### WHAT THE EXERCISE ASKS
Repeat all of the records verbatim.
:: DATA
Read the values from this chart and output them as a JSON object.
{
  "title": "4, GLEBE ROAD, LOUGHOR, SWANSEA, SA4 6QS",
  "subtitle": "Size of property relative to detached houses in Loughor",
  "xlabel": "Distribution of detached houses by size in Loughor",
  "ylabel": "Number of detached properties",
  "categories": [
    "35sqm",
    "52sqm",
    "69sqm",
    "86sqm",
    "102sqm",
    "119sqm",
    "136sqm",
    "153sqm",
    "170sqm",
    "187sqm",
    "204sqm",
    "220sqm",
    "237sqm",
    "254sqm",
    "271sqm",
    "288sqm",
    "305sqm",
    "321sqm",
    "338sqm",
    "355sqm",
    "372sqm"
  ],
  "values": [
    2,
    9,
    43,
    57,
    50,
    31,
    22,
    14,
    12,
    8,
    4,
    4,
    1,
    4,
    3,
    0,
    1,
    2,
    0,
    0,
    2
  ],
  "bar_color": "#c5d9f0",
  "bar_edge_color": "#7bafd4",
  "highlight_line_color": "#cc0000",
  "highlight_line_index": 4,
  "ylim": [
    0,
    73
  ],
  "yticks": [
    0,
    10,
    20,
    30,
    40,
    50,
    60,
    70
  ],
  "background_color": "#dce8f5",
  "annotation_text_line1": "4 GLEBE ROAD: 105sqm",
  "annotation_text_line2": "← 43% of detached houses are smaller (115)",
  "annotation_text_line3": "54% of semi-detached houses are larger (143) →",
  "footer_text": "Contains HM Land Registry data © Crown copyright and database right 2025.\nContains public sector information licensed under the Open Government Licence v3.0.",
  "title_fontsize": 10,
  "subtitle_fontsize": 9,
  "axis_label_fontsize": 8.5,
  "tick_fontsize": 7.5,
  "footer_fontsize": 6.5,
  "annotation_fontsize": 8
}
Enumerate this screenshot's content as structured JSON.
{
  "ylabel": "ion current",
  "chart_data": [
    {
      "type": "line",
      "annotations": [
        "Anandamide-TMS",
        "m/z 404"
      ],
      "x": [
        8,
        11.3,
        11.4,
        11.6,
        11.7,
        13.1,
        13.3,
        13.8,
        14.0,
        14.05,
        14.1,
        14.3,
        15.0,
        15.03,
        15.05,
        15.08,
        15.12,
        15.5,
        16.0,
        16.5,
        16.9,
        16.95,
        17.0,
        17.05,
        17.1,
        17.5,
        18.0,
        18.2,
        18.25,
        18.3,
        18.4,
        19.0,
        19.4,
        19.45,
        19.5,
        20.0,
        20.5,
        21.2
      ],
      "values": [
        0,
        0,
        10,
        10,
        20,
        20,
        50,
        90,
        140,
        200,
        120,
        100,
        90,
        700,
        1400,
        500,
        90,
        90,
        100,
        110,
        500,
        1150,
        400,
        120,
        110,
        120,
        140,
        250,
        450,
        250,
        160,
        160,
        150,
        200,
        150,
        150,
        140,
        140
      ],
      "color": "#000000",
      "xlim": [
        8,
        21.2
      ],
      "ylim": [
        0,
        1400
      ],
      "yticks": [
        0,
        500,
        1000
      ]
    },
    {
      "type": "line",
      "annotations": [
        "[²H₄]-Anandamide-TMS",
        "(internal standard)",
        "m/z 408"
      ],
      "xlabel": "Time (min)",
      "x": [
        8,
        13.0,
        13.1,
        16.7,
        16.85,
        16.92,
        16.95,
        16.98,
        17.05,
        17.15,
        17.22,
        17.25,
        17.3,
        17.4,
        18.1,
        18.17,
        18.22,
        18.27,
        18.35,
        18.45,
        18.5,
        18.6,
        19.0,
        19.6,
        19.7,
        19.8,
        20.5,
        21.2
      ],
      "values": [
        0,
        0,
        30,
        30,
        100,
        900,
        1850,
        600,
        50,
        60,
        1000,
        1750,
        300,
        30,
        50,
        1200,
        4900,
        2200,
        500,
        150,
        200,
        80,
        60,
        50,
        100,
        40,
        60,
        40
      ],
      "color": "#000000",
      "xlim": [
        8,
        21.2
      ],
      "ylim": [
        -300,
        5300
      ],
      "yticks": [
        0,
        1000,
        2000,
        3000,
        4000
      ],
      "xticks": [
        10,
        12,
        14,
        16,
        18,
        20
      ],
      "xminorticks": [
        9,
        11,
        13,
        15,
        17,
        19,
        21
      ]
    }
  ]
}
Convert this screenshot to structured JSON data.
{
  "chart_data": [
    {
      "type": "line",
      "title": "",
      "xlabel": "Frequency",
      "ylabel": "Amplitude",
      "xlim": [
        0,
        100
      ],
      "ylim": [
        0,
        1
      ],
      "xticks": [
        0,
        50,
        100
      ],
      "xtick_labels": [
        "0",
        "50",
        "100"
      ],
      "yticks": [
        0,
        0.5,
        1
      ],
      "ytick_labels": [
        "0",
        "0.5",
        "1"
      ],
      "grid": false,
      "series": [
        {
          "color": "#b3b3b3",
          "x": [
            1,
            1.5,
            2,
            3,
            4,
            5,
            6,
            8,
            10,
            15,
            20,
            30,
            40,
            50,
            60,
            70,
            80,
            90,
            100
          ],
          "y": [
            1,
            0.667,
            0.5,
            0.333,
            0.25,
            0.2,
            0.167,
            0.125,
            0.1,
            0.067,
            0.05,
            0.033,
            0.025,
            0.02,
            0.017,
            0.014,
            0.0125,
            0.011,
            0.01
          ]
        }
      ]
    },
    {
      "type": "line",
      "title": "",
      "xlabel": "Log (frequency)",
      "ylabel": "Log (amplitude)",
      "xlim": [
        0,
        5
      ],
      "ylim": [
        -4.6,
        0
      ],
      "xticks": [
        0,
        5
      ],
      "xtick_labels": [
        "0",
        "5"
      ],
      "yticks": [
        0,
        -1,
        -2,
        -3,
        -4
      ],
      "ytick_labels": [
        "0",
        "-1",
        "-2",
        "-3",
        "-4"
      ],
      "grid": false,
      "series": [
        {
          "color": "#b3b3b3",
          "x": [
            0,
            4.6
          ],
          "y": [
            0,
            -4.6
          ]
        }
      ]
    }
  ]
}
::::
### WORKED ANSWER
Read the values from this chart and output them as a JSON object.
{
  "title": "4, GLEBE ROAD, LOUGHOR, SWANSEA, SA4 6QS",
  "subtitle": "Size of property relative to detached houses in Loughor",
  "xlabel": "Distribution of detached houses by size in Loughor",
  "ylabel": "Number of detached properties",
  "categories": [
    "35sqm",
    "52sqm",
    "69sqm",
    "86sqm",
    "102sqm",
    "119sqm",
    "136sqm",
    "153sqm",
    "170sqm",
    "187sqm",
    "204sqm",
    "220sqm",
    "237sqm",
    "254sqm",
    "271sqm",
    "288sqm",
    "305sqm",
    "321sqm",
    "338sqm",
    "355sqm",
    "372sqm"
  ],
  "values": [
    2,
    9,
    43,
    57,
    50,
    31,
    22,
    14,
    12,
    8,
    4,
    4,
    1,
    4,
    3,
    0,
    1,
    2,
    0,
    0,
    2
  ],
  "bar_color": "#c5d9f0",
  "bar_edge_color": "#7bafd4",
  "highlight_line_color": "#cc0000",
  "highlight_line_index": 4,
  "ylim": [
    0,
    73
  ],
  "yticks": [
    0,
    10,
    20,
    30,
    40,
    50,
    60,
    70
  ],
  "background_color": "#dce8f5",
  "annotation_text_line1": "4 GLEBE ROAD: 105sqm",
  "annotation_text_line2": "← 43% of detached houses are smaller (115)",
  "annotation_text_line3": "54% of semi-detached houses are larger (143) →",
  "footer_text": "Contains HM Land Registry data © Crown copyright and database right 2025.\nContains public sector information licensed under the Open Government Licence v3.0.",
  "title_fontsize": 10,
  "subtitle_fontsize": 9,
  "axis_label_fontsize": 8.5,
  "tick_fontsize": 7.5,
  "footer_fontsize": 6.5,
  "annotation_fontsize": 8
}
Enumerate this screenshot's content as structured JSON.
{
  "ylabel": "ion current",
  "chart_data": [
    {
      "type": "line",
      "annotations": [
        "Anandamide-TMS",
        "m/z 404"
      ],
      "x": [
        8,
        11.3,
        11.4,
        11.6,
        11.7,
        13.1,
        13.3,
        13.8,
        14.0,
        14.05,
        14.1,
        14.3,
        15.0,
        15.03,
        15.05,
        15.08,
        15.12,
        15.5,
        16.0,
        16.5,
        16.9,
        16.95,
        17.0,
        17.05,
        17.1,
        17.5,
        18.0,
        18.2,
        18.25,
        18.3,
        18.4,
        19.0,
        19.4,
        19.45,
        19.5,
        20.0,
        20.5,
        21.2
      ],
      "values": [
        0,
        0,
        10,
        10,
        20,
        20,
        50,
        90,
        140,
        200,
        120,
        100,
        90,
        700,
        1400,
        500,
        90,
        90,
        100,
        110,
        500,
        1150,
        400,
        120,
        110,
        120,
        140,
        250,
        450,
        250,
        160,
        160,
        150,
        200,
        150,
        150,
        140,
        140
      ],
      "color": "#000000",
      "xlim": [
        8,
        21.2
      ],
      "ylim": [
        0,
        1400
      ],
      "yticks": [
        0,
        500,
        1000
      ]
    },
    {
      "type": "line",
      "annotations": [
        "[²H₄]-Anandamide-TMS",
        "(internal standard)",
        "m/z 408"
      ],
      "xlabel": "Time (min)",
      "x": [
        8,
        13.0,
        13.1,
        16.7,
        16.85,
        16.92,
        16.95,
        16.98,
        17.05,
        17.15,
        17.22,
        17.25,
        17.3,
        17.4,
        18.1,
        18.17,
        18.22,
        18.27,
        18.35,
        18.45,
        18.5,
        18.6,
        19.0,
        19.6,
        19.7,
        19.8,
        20.5,
        21.2
      ],
      "values": [
        0,
        0,
        30,
        30,
        100,
        900,
        1850,
        600,
        50,
        60,
        1000,
        1750,
        300,
        30,
        50,
        1200,
        4900,
        2200,
        500,
        150,
        200,
        80,
        60,
        50,
        100,
        40,
        60,
        40
      ],
      "color": "#000000",
      "xlim": [
        8,
        21.2
      ],
      "ylim": [
        -300,
        5300
      ],
      "yticks": [
        0,
        1000,
        2000,
        3000,
        4000
      ],
      "xticks": [
        10,
        12,
        14,
        16,
        18,
        20
      ],
      "xminorticks": [
        9,
        11,
        13,
        15,
        17,
        19,
        21
      ]
    }
  ]
}
Convert this screenshot to structured JSON data.
{
  "chart_data": [
    {
      "type": "line",
      "title": "",
      "xlabel": "Frequency",
      "ylabel": "Amplitude",
      "xlim": [
        0,
        100
      ],
      "ylim": [
        0,
        1
      ],
      "xticks": [
        0,
        50,
        100
      ],
      "xtick_labels": [
        "0",
        "50",
        "100"
      ],
      "yticks": [
        0,
        0.5,
        1
      ],
      "ytick_labels": [
        "0",
        "0.5",
        "1"
      ],
      "grid": false,
      "series": [
        {
          "color": "#b3b3b3",
          "x": [
            1,
            1.5,
            2,
            3,
            4,
            5,
            6,
            8,
            10,
            15,
            20,
            30,
            40,
            50,
            60,
            70,
            80,
            90,
            100
          ],
          "y": [
            1,
            0.667,
            0.5,
            0.333,
            0.25,
            0.2,
            0.167,
            0.125,
            0.1,
            0.067,
            0.05,
            0.033,
            0.025,
            0.02,
            0.017,
            0.014,
            0.0125,
            0.011,
            0.01
          ]
        }
      ]
    },
    {
      "type": "line",
      "title": "",
      "xlabel": "Log (frequency)",
      "ylabel": "Log (amplitude)",
      "xlim": [
        0,
        5
      ],
      "ylim": [
        -4.6,
        0
      ],
      "xticks": [
        0,
        5
      ],
      "xtick_labels": [
        "0",
        "5"
      ],
      "yticks": [
        0,
        -1,
        -2,
        -3,
        -4
      ],
      "ytick_labels": [
        "0",
        "-1",
        "-2",
        "-3",
        "-4"
      ],
      "grid": false,
      "series": [
        {
          "color": "#b3b3b3",
          "x": [
            0,
            4.6
          ],
          "y": [
            0,
            -4.6
          ]
        }
      ]
    }
  ]
}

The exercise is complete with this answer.